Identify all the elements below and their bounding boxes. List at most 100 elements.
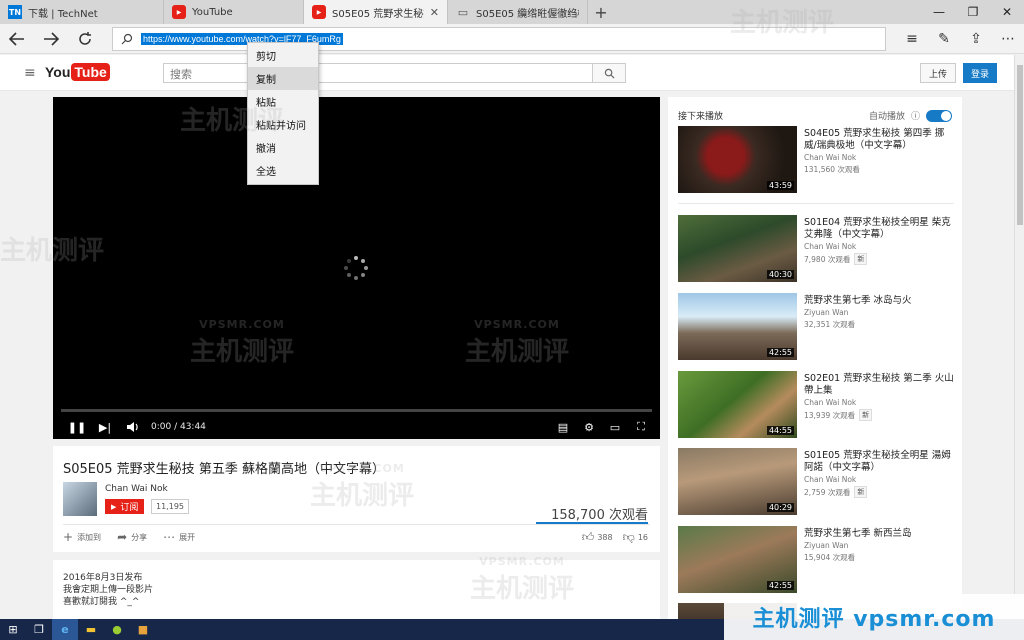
◇ ◇ ◇
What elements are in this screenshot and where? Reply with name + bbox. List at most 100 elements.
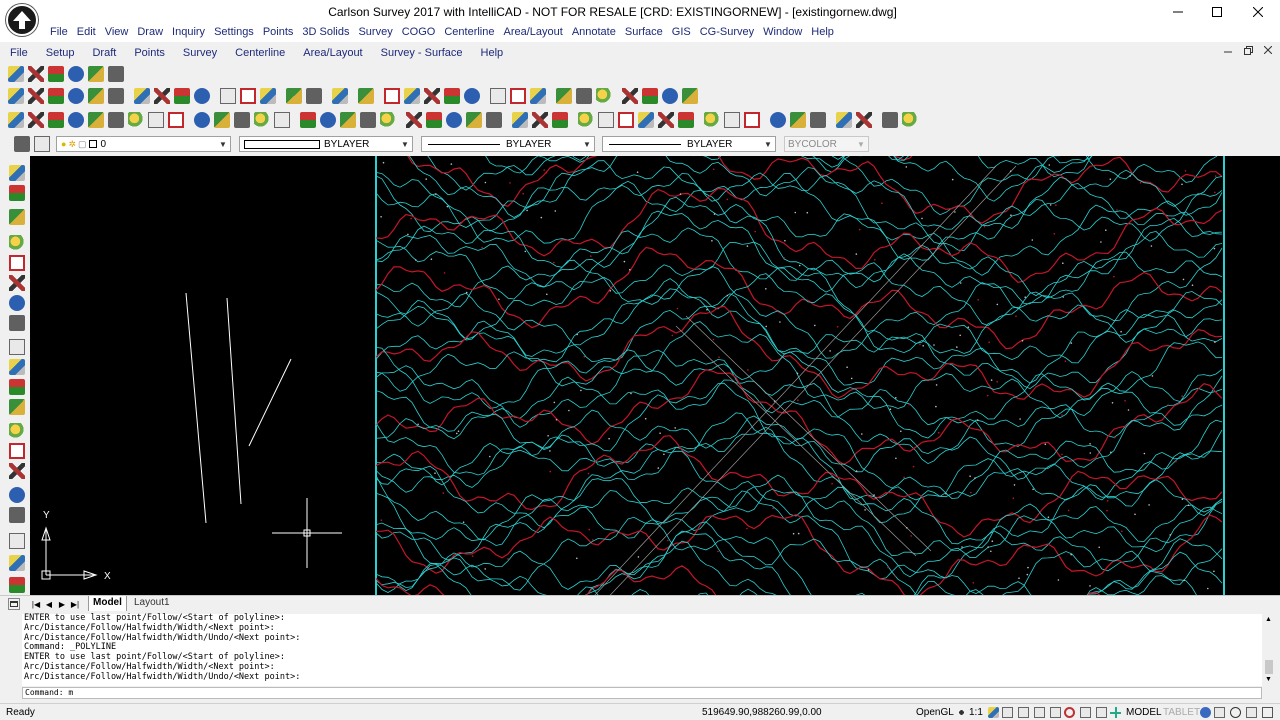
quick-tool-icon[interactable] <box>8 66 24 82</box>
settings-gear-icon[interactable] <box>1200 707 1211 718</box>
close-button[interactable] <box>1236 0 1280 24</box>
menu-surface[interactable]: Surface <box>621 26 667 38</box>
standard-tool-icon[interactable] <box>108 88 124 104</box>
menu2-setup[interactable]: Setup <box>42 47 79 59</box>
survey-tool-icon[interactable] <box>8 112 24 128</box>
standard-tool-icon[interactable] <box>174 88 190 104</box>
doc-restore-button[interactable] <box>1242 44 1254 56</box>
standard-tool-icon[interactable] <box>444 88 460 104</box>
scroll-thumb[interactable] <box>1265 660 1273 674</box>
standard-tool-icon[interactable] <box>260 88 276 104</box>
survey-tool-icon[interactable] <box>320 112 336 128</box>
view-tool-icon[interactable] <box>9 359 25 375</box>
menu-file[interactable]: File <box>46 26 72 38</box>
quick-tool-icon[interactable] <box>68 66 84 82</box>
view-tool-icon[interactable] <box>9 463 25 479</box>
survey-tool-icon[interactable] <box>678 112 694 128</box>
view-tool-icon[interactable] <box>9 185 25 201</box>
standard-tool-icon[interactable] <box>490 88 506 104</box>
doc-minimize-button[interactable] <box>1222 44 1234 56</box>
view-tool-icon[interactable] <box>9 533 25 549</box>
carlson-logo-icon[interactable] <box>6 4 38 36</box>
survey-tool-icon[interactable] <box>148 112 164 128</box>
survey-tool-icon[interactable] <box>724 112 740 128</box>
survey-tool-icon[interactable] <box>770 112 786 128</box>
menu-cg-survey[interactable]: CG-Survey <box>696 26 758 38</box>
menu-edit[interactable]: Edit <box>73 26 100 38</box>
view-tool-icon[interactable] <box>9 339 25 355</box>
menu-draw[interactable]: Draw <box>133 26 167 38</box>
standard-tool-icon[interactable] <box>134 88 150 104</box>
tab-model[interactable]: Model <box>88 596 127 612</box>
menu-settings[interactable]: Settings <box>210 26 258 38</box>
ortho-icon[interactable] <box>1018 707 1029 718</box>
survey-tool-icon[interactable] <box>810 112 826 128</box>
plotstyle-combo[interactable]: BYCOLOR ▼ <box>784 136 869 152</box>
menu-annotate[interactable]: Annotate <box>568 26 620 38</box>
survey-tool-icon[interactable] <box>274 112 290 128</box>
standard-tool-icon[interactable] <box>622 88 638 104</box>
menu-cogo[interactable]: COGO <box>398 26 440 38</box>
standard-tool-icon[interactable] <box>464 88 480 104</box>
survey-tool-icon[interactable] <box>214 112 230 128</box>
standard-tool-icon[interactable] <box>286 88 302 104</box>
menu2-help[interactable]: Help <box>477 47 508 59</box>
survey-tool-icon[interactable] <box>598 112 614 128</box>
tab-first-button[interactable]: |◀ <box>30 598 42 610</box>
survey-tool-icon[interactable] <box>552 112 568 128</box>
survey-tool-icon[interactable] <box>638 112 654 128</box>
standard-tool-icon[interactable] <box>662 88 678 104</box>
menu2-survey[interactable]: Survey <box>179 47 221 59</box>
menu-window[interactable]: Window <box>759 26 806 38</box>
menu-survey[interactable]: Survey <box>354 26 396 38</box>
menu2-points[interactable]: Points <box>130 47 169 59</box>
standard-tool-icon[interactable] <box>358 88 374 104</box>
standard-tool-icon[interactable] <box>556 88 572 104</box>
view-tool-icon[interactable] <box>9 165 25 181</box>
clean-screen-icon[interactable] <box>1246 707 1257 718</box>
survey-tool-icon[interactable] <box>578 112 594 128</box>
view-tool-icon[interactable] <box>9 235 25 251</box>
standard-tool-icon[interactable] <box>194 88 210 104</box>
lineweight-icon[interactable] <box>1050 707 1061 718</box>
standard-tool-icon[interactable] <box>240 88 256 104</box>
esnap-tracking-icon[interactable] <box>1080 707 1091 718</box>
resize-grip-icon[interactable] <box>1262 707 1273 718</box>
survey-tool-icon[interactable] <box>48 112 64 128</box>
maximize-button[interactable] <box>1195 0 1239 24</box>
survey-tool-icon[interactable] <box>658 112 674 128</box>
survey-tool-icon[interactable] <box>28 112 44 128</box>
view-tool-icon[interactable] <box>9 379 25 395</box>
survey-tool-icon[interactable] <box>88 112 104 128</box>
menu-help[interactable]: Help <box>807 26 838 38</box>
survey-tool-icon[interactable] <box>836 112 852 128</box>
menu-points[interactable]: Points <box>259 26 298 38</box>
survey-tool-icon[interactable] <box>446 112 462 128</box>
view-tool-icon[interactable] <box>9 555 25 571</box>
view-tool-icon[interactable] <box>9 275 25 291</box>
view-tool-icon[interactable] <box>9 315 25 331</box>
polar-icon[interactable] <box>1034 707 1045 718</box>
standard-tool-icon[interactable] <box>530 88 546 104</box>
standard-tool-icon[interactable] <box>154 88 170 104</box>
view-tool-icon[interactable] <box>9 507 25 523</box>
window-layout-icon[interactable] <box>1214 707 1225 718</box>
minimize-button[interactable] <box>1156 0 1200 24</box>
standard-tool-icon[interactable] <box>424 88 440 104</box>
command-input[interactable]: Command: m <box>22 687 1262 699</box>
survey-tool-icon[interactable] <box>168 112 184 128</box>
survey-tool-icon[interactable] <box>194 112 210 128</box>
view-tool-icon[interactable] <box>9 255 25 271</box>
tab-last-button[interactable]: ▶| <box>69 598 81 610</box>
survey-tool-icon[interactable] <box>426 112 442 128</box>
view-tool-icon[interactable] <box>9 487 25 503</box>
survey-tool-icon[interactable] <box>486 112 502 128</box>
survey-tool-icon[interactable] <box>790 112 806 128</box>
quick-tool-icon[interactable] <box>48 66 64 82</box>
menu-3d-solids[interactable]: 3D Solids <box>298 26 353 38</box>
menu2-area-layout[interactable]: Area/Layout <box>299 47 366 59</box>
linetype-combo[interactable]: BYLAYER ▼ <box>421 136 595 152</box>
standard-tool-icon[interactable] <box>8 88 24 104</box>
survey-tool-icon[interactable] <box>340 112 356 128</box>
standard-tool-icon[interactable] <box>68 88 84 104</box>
◇ ◇ ◇
__GIVEN TASK__:
Swap "screenshot" for "screen capture" in the data starting at the line containing "What elements are" and ending at the line containing "close-button[interactable] <box>1236 0", and give those lines again with nothing else changed. Omit the pictures.

__CORRECT RESPONSE__:
What elements are in this screen capture and where? Reply with name + bbox. List at most 100 elements.
quick-tool-icon[interactable] <box>8 66 24 82</box>
settings-gear-icon[interactable] <box>1200 707 1211 718</box>
close-button[interactable] <box>1236 0 1280 24</box>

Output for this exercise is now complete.